Stated problem:
Sort through the entries below and pull out lines containing the word "years".

Extracted material:
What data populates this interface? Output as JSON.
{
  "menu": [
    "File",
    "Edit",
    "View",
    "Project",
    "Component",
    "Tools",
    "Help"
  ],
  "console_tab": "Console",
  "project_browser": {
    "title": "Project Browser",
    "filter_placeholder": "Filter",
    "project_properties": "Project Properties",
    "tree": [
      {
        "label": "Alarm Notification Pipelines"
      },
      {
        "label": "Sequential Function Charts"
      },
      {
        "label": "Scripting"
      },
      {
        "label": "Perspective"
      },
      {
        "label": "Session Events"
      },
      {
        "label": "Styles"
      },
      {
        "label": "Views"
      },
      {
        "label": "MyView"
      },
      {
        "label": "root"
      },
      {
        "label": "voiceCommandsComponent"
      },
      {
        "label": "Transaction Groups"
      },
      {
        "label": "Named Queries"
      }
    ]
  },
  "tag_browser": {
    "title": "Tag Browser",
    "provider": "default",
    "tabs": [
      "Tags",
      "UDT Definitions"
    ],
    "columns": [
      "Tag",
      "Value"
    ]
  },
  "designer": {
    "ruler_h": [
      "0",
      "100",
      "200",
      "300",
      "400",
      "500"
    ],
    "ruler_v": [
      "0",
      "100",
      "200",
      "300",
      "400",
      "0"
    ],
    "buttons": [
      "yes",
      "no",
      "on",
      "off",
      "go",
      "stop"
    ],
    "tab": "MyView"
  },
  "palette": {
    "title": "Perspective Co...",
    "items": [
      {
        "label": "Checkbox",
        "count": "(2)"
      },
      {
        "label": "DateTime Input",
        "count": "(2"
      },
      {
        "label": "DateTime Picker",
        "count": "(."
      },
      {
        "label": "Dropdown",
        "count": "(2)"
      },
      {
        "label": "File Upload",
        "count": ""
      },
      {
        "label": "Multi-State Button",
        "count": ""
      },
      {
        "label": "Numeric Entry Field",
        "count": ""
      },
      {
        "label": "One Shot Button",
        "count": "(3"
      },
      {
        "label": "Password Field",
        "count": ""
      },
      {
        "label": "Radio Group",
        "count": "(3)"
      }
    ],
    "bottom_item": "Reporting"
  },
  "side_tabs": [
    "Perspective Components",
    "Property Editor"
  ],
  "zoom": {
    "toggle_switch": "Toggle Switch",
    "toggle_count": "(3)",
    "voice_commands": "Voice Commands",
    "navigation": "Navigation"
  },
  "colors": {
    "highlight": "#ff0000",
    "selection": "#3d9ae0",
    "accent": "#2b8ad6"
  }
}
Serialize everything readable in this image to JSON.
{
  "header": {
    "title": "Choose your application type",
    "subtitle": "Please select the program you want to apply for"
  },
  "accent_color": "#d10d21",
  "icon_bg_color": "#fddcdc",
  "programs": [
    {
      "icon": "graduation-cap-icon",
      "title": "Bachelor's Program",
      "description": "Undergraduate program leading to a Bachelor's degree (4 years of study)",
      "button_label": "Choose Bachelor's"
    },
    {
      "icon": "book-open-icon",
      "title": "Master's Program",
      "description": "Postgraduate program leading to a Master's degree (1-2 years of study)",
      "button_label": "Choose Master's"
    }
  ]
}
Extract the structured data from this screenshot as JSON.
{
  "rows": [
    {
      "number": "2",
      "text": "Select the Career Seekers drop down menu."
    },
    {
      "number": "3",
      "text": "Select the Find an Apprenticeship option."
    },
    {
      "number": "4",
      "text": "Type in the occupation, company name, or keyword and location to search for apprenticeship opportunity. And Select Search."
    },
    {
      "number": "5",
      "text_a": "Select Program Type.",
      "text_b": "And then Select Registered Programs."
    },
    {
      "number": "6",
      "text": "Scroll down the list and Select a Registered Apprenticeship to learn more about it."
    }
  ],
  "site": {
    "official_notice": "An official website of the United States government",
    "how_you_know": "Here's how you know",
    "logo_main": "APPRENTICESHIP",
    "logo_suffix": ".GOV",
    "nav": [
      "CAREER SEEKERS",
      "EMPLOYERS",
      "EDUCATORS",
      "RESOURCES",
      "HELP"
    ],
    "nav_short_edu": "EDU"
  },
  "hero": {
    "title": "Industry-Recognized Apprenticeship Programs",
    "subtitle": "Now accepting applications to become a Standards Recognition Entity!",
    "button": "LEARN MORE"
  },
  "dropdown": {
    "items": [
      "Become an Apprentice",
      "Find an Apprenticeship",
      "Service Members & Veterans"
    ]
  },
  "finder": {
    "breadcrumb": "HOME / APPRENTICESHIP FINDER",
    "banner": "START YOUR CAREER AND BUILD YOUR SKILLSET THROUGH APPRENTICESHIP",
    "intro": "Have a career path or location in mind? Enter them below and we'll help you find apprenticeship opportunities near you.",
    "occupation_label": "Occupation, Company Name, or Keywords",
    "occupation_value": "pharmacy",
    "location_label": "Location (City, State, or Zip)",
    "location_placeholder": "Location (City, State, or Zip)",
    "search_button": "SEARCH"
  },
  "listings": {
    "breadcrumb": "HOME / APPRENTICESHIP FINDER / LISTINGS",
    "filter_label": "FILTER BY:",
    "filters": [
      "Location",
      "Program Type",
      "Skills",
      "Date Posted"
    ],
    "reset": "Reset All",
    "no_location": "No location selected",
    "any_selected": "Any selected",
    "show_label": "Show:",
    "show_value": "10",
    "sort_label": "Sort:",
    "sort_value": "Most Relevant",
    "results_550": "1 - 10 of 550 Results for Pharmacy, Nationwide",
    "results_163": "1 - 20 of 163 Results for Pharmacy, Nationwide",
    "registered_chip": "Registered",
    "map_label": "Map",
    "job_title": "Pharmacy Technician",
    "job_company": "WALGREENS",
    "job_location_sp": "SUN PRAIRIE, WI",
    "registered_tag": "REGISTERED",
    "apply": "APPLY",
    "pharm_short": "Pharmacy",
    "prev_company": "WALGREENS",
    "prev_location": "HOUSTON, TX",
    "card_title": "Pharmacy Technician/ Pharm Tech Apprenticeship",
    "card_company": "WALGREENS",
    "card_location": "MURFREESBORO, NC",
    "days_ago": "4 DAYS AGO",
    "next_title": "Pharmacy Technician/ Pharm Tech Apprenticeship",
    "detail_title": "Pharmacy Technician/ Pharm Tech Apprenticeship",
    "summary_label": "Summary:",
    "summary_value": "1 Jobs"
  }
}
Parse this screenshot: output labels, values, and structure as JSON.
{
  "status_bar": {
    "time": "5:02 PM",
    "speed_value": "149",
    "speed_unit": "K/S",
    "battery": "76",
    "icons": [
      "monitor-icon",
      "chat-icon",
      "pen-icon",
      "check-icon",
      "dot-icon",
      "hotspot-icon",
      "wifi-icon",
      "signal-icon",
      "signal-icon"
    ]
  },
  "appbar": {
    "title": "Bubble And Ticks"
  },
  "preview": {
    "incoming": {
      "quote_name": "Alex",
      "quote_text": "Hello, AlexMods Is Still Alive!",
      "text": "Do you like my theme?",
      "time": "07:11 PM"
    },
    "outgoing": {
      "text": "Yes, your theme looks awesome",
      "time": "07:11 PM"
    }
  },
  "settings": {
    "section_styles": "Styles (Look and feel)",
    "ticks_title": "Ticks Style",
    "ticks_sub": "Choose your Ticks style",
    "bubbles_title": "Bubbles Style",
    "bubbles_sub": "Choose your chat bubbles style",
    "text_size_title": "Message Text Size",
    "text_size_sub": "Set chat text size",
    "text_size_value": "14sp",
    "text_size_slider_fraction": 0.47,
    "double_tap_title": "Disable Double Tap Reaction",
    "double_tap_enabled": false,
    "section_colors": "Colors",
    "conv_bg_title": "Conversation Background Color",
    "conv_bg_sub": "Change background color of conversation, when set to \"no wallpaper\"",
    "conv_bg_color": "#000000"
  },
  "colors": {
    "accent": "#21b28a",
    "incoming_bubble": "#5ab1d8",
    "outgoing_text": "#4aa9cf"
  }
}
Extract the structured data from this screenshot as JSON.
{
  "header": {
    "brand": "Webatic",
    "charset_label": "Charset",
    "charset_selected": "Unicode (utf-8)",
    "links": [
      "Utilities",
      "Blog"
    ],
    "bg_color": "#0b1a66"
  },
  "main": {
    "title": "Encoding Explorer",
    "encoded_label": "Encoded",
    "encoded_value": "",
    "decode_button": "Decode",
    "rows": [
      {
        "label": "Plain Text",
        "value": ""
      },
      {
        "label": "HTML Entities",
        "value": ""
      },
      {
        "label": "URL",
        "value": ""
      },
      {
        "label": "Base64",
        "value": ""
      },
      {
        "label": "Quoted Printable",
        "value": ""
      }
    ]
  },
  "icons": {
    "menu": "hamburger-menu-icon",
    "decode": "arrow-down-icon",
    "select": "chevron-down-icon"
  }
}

Output for this task:
      "description": "Undergraduate program leading to a Bachelor's degree (4 years of study)",
      "description": "Postgraduate program leading to a Master's degree (1-2 years of study)",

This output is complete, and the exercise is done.